*Direction*
Extract, from the records beneath this instruction, each line that contains the word "chevron".

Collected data
╭──
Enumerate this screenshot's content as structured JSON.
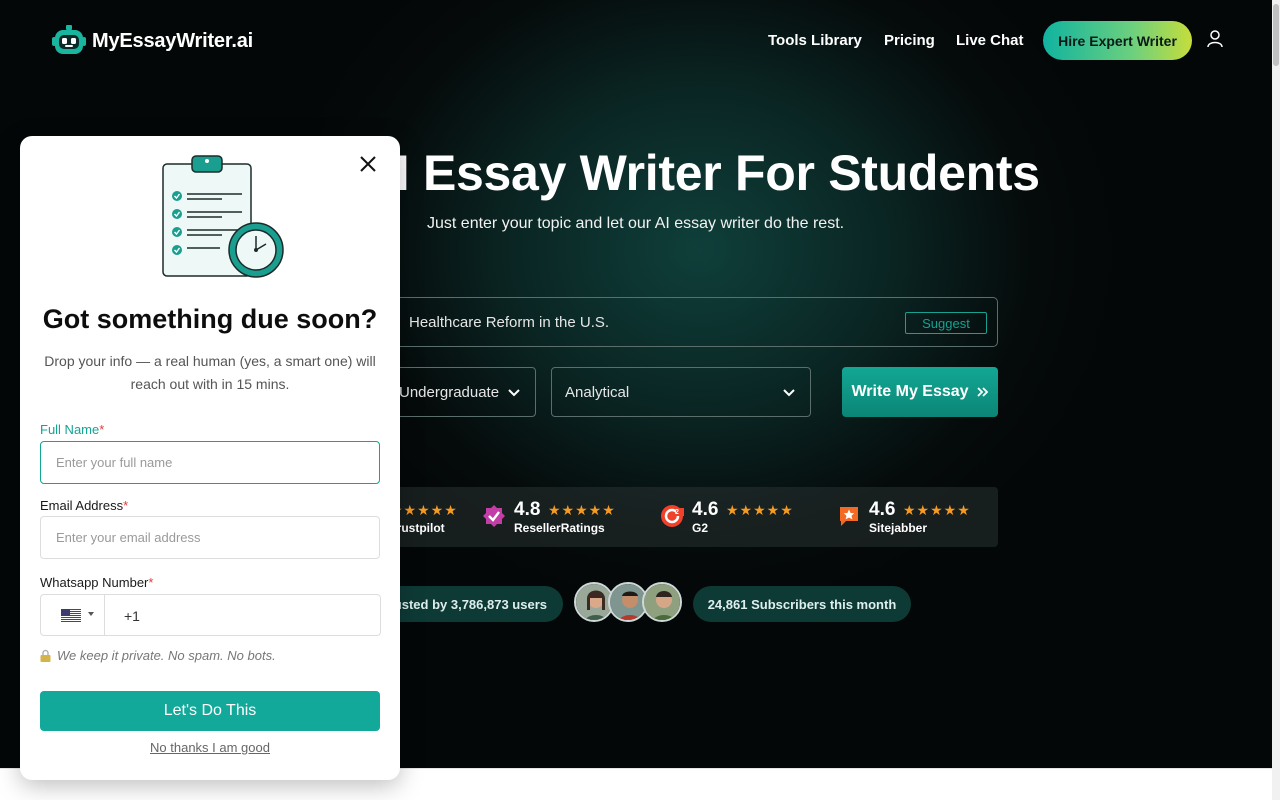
{
  "header": {
    "logo_text": "MyEssayWriter.ai",
    "nav": [
      {
        "label": "Tools Library"
      },
      {
        "label": "Pricing"
      },
      {
        "label": "Live Chat"
      }
    ],
    "cta_label": "Hire Expert Writer"
  },
  "hero": {
    "headline": "AI Essay Writer For Students",
    "subheadline": "Just enter your topic and let our AI essay writer do the rest.",
    "topic_value": "Healthcare Reform in the U.S.",
    "suggest_label": "Suggest",
    "level_value": "Undergraduate",
    "type_value": "Analytical",
    "write_label": "Write My Essay"
  },
  "ratings": [
    {
      "score": "",
      "stars": "★★★★★",
      "source": "Trustpilot"
    },
    {
      "score": "4.8",
      "stars": "★★★★★",
      "source": "ResellerRatings"
    },
    {
      "score": "4.6",
      "stars": "★★★★★",
      "source": "G2"
    },
    {
      "score": "4.6",
      "stars": "★★★★★",
      "source": "Sitejabber"
    }
  ],
  "stats": {
    "trusted": "Trusted by 3,786,873 users",
    "subscribers": "24,861 Subscribers this month"
  },
  "modal": {
    "title": "Got something due soon?",
    "description": "Drop your info — a real human (yes, a smart one) will reach out with in 15 mins.",
    "name_label": "Full Name",
    "name_placeholder": "Enter your full name",
    "email_label": "Email Address",
    "email_placeholder": "Enter your email address",
    "whatsapp_label": "Whatsapp Number",
    "phone_code": "+1",
    "privacy_note": "We keep it private. No spam. No bots.",
    "submit_label": "Let's Do This",
    "dismiss_label": "No thanks I am good"
  },
  "colors": {
    "accent": "#12a99a",
    "brand_gradient_start": "#10b3a0",
    "brand_gradient_end": "#c6dd3b",
    "star": "#f59a23",
    "required": "#e23b3b"
  },
  "icons": {
    "logo": "robot-face-icon",
    "user": "user-icon",
    "close": "close-icon",
    "chevron": "chevron-down-icon",
    "arrow": "double-chevron-right-icon",
    "lock": "lock-icon",
    "flag": "us-flag-icon"
  }
}
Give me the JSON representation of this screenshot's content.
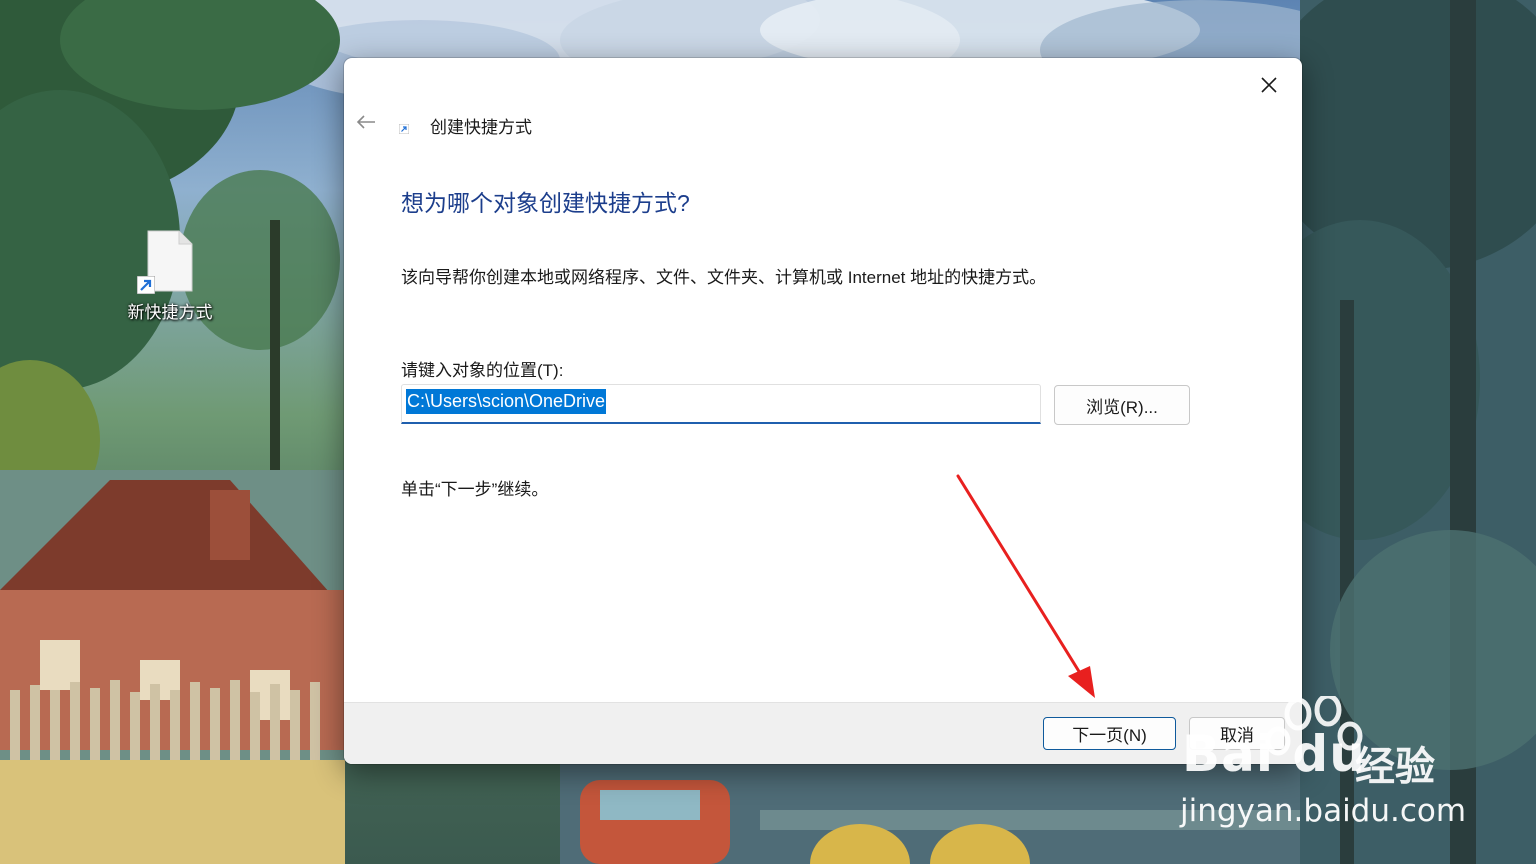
{
  "desktop": {
    "icon_label": "新快捷方式"
  },
  "dialog": {
    "title": "创建快捷方式",
    "heading": "想为哪个对象创建快捷方式?",
    "description": "该向导帮你创建本地或网络程序、文件、文件夹、计算机或 Internet 地址的快捷方式。",
    "location_label": "请键入对象的位置(T):",
    "location_value": "C:\\Users\\scion\\OneDrive",
    "browse_label": "浏览(R)...",
    "hint": "单击“下一步”继续。",
    "next_label": "下一页(N)",
    "cancel_label": "取消"
  },
  "watermark": {
    "brand": "Bai  du",
    "brand_cn": "经验",
    "url": "jingyan.baidu.com"
  },
  "colors": {
    "accent": "#0078d7",
    "heading": "#1c3e8c",
    "annotation_arrow": "#e8201f"
  },
  "icons": [
    "close-icon",
    "back-arrow-icon",
    "shortcut-arrow-icon",
    "file-icon"
  ]
}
╰──
*Result*
    "chevron": "chevron-down-icon",
    "arrow": "double-chevron-right-icon",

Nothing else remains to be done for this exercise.